_Goal_:
Go through the lines below. Copy those with "code".

Start of Stored data

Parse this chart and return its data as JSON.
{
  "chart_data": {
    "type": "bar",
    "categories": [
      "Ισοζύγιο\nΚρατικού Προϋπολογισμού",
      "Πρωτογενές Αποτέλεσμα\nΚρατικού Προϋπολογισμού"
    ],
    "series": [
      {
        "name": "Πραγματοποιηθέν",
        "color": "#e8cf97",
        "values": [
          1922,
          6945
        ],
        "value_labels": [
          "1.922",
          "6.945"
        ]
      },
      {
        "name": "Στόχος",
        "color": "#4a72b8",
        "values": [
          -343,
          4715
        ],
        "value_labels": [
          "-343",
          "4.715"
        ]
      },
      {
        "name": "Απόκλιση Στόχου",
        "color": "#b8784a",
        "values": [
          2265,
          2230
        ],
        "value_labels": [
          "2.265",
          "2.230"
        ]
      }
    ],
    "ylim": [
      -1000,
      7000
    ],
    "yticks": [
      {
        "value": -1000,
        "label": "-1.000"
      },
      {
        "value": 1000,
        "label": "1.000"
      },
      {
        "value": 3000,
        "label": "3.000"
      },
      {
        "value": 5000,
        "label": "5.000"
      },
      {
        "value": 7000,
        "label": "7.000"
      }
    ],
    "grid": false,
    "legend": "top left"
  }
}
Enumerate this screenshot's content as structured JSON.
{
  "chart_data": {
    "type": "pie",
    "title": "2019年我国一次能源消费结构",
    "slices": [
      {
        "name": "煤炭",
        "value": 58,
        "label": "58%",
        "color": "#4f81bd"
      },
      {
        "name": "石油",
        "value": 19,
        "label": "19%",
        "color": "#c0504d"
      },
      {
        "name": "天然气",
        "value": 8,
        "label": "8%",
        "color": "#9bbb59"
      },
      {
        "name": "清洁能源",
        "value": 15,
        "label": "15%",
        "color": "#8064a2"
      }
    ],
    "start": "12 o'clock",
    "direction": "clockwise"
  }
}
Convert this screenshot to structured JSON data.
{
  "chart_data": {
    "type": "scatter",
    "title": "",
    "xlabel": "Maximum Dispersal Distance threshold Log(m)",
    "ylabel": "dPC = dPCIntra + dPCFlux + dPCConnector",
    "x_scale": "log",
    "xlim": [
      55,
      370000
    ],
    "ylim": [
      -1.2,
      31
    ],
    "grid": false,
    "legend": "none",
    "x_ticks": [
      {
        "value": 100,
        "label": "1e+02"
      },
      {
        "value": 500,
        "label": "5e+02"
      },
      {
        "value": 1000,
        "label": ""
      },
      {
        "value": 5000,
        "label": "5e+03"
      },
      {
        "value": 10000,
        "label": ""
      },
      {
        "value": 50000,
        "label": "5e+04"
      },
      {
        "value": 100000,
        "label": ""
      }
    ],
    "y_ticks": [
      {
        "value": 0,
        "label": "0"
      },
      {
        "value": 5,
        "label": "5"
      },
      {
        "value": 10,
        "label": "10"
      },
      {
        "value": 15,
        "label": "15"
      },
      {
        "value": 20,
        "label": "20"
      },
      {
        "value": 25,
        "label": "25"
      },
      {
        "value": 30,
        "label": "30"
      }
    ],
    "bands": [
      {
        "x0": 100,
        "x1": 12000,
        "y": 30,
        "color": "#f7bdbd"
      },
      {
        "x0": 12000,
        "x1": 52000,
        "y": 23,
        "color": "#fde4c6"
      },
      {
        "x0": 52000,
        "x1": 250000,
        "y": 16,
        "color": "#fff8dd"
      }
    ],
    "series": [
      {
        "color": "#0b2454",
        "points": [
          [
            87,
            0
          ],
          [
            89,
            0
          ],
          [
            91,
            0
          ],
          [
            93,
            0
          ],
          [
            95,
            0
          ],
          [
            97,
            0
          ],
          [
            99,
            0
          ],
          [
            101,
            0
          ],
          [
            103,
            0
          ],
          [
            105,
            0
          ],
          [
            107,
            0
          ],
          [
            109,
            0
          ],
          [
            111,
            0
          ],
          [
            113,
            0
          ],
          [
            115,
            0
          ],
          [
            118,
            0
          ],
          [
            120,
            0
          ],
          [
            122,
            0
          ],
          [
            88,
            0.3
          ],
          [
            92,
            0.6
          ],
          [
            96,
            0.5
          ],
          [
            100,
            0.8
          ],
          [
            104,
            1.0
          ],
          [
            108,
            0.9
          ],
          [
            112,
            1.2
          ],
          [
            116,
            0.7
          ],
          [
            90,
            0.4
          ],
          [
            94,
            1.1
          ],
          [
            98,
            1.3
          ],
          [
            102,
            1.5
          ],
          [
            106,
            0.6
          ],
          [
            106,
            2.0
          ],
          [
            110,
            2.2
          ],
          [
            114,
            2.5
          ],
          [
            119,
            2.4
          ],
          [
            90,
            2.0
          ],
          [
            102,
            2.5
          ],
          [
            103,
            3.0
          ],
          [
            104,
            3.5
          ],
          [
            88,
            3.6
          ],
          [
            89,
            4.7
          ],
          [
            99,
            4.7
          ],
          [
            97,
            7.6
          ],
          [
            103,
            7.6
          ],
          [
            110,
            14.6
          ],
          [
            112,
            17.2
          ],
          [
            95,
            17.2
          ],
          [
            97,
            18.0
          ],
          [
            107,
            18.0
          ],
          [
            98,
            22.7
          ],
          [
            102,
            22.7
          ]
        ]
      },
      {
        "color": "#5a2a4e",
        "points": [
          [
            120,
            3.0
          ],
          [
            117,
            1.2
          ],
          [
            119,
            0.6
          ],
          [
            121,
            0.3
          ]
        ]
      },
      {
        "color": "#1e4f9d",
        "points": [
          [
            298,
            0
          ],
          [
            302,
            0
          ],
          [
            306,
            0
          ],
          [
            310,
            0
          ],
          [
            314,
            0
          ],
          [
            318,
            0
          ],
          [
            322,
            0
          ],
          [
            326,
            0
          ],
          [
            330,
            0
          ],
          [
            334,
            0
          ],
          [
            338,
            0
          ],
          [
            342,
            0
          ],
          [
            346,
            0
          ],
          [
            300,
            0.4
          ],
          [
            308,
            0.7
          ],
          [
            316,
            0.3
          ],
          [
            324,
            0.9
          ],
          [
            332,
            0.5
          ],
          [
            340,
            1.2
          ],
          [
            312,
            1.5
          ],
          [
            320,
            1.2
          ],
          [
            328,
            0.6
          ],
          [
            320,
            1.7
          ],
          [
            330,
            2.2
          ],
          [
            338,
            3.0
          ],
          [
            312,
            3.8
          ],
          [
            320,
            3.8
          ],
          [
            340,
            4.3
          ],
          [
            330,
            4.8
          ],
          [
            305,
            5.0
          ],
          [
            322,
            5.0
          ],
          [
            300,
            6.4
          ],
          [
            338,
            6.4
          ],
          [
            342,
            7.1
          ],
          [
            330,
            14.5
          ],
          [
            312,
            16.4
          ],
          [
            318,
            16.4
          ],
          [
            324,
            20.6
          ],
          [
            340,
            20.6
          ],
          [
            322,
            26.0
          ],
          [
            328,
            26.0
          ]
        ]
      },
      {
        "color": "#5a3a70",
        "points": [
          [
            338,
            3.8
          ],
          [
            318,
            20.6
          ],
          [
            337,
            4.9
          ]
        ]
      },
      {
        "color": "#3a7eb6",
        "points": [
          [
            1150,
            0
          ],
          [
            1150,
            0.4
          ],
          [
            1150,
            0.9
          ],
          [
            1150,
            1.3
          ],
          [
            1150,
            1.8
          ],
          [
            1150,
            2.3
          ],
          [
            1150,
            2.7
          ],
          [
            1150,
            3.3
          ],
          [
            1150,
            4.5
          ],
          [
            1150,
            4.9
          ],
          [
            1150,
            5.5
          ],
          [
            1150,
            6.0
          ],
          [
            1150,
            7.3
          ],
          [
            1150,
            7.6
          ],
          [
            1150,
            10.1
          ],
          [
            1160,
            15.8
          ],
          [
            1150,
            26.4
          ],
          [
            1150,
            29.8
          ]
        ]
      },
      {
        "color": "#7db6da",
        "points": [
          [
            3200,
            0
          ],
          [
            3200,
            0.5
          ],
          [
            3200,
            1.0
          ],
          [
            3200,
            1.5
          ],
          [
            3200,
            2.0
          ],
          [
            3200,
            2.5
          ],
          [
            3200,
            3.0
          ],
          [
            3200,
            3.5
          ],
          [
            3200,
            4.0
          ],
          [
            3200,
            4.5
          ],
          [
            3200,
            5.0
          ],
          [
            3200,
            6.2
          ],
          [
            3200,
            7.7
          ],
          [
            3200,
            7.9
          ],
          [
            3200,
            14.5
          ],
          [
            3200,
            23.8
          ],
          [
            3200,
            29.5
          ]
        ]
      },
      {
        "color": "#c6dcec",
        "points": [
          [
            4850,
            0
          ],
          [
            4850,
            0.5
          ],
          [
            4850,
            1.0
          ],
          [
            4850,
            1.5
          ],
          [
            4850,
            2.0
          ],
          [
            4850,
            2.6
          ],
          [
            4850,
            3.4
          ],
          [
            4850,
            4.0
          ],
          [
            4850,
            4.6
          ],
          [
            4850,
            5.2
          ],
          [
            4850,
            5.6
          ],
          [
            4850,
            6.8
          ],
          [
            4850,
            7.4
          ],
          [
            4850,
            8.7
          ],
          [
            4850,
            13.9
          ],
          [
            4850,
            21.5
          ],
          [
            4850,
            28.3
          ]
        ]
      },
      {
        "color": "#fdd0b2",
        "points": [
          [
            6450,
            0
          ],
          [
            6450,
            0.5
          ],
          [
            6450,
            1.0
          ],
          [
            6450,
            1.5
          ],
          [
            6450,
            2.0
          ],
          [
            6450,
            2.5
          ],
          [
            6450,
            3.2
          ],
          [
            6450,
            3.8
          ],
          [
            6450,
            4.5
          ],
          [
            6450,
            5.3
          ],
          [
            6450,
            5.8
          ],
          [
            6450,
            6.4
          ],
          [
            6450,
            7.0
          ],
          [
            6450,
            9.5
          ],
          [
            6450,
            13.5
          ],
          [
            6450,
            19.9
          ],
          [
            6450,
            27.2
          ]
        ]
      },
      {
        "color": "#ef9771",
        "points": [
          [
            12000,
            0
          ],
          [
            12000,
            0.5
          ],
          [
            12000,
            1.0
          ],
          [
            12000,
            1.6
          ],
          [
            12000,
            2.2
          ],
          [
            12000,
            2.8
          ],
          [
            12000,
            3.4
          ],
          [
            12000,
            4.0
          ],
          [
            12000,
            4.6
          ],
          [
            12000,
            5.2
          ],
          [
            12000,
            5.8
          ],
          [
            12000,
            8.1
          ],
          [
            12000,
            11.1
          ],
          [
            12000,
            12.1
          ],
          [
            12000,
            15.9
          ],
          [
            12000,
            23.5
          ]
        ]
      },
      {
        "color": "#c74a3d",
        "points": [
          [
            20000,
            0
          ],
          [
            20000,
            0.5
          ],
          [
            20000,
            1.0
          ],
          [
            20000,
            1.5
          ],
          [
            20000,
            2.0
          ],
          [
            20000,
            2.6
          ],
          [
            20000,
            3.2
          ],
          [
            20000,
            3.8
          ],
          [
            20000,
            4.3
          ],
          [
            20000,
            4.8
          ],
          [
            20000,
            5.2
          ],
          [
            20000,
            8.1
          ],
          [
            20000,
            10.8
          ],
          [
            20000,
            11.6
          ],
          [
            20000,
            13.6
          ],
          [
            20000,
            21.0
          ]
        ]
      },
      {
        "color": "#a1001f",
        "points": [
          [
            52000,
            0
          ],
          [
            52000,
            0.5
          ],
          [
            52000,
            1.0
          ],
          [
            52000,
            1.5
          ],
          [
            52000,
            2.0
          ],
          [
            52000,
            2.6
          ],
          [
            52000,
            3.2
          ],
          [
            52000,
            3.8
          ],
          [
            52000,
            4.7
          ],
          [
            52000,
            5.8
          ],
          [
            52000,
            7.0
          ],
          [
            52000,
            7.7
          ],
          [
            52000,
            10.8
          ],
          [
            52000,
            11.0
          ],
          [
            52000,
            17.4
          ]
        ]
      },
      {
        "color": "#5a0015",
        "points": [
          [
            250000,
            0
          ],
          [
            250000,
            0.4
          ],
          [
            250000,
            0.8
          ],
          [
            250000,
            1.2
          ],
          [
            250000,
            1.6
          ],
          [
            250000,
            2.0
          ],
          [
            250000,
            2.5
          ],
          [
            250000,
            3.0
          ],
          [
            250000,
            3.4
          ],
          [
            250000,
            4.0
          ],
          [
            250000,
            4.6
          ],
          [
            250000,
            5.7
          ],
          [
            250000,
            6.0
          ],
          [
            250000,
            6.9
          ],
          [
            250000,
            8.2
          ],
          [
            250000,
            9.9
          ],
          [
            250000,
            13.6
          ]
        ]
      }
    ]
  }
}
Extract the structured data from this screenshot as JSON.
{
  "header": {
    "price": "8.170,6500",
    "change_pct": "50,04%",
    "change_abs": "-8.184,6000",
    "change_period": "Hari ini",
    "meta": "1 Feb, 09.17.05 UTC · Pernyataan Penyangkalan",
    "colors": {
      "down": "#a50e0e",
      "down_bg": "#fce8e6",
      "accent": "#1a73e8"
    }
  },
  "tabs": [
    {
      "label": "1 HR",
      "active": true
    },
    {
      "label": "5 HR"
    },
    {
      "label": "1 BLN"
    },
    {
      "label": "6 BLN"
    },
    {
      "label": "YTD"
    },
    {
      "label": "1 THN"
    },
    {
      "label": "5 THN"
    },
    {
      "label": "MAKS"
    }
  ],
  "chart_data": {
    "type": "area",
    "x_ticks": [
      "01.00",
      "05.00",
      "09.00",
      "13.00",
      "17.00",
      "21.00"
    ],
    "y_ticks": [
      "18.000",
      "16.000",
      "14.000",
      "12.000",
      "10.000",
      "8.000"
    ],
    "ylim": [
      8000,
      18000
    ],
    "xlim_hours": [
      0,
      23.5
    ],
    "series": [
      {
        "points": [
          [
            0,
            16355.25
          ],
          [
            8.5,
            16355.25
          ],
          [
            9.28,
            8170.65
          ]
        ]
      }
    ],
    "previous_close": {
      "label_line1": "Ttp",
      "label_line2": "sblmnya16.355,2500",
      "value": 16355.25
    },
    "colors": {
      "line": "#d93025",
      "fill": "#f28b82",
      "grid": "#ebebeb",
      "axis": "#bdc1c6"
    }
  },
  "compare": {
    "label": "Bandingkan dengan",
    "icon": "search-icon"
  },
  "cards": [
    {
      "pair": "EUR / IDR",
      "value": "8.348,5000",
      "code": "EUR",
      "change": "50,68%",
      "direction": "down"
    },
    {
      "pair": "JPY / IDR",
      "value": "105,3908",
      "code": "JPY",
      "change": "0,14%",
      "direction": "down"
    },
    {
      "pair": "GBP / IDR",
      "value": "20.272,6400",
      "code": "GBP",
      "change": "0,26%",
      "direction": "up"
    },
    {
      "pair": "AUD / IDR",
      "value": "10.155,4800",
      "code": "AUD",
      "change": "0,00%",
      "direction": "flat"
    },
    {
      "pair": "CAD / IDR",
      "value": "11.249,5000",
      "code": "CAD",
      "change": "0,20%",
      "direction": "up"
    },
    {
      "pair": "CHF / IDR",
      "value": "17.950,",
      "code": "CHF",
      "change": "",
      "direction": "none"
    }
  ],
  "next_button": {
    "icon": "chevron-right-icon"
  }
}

End of Stored data

_Task output_:
      "code": "EUR",
      "code": "JPY",
      "code": "GBP",
      "code": "AUD",
      "code": "CAD",
      "code": "CHF",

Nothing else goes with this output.